--- START OF INPUT DATA ---
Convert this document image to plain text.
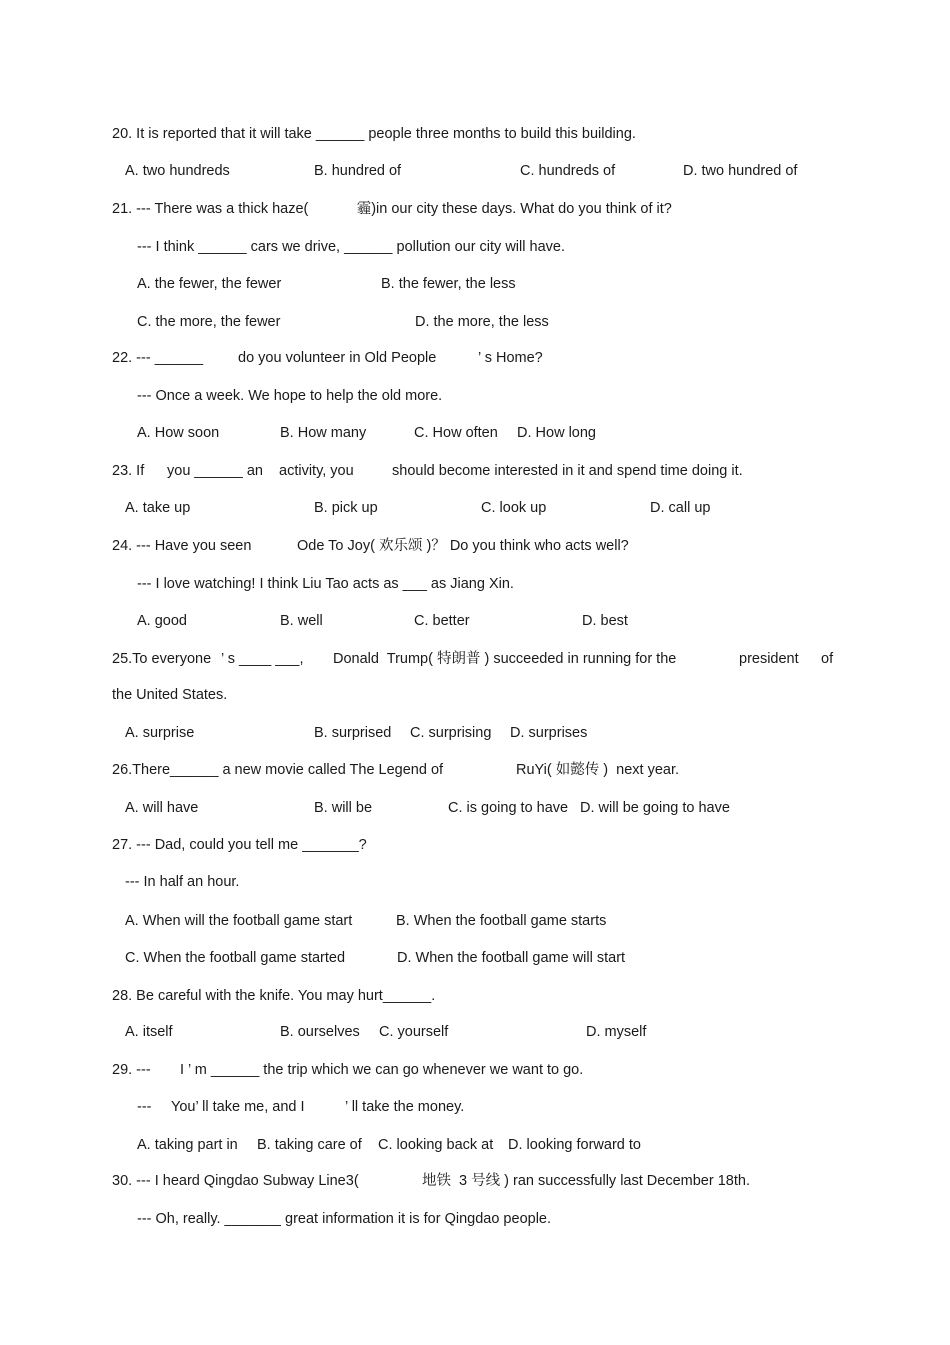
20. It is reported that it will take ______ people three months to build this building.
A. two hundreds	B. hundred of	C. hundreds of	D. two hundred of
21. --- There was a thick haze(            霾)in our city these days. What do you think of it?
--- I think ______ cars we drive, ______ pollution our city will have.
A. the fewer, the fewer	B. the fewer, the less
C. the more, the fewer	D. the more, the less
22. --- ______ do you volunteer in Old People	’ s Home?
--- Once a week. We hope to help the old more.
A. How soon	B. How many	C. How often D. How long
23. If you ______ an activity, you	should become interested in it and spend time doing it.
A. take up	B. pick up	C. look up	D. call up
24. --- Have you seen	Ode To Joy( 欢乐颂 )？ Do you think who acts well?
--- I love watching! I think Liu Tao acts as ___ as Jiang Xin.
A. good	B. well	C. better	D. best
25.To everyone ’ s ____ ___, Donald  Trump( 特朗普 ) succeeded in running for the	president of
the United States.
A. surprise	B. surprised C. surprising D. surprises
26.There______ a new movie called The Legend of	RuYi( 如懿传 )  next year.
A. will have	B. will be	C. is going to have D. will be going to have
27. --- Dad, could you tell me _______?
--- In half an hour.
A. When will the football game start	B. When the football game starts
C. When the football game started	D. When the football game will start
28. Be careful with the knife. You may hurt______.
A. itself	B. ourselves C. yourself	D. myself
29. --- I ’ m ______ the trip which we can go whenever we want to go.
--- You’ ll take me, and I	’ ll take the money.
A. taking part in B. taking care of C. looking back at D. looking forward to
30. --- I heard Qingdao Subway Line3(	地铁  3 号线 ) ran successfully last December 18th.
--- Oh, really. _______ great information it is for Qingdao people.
--- END OF INPUT DATA ---
--- START OF INPUT DATA ---
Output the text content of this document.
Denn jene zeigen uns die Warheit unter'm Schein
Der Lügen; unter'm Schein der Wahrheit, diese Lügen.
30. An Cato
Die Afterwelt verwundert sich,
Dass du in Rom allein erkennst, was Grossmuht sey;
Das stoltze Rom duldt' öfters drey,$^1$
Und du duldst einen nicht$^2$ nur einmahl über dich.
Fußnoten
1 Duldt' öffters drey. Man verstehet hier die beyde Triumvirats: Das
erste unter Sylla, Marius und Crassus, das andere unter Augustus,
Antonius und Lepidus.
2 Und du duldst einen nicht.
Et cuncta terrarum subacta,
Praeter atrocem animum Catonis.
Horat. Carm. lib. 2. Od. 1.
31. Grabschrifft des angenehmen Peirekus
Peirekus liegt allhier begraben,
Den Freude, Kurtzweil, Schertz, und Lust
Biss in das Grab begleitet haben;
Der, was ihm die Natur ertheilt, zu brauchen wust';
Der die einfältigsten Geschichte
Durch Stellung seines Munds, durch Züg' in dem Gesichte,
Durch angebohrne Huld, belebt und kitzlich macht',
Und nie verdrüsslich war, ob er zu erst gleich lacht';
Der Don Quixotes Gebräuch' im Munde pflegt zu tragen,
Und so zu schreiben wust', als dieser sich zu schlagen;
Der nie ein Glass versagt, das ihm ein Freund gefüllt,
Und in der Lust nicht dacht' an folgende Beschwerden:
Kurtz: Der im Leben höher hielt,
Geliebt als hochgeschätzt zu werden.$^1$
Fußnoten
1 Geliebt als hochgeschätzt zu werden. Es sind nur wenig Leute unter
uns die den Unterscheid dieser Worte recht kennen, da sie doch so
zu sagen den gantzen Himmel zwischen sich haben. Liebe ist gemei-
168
--- END OF INPUT DATA ---
--- START OF INPUT DATA ---
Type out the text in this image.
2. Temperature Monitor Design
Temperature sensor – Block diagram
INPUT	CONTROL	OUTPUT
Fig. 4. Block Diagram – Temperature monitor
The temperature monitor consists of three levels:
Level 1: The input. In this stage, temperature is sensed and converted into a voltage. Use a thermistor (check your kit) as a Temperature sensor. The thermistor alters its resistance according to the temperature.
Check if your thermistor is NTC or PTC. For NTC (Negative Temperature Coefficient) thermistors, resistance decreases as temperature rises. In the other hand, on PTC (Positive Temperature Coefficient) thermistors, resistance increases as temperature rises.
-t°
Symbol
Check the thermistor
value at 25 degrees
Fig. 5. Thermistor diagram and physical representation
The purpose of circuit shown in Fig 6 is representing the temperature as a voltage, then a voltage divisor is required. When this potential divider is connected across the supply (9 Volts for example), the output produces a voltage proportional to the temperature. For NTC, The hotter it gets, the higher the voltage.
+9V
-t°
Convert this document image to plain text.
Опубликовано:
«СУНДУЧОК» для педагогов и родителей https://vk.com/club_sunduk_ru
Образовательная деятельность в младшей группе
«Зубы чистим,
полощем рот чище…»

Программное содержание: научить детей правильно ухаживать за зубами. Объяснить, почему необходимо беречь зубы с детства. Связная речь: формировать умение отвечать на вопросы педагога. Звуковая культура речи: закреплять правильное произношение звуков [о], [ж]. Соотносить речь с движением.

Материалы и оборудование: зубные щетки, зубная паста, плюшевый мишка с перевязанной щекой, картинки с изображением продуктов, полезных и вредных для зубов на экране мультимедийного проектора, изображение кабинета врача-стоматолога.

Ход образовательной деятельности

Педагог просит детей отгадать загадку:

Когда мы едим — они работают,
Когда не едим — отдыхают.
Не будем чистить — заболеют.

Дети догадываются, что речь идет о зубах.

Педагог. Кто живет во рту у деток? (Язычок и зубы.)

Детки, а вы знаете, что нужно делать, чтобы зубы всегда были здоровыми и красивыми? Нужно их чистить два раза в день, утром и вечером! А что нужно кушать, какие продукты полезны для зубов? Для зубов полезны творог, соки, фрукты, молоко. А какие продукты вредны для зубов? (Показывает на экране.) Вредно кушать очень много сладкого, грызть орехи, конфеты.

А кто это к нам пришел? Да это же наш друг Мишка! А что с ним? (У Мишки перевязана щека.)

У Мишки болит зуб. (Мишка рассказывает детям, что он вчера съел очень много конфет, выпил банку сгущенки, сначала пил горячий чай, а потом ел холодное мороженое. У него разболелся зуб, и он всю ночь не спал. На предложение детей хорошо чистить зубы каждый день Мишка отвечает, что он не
--- END OF INPUT DATA ---
■ WRITTEN TASK
Track down every line holding the string "more" and copy it.

■ COMPLETED TASK
C. the more, the fewer	D. the more, the less
--- Once a week. We hope to help the old more.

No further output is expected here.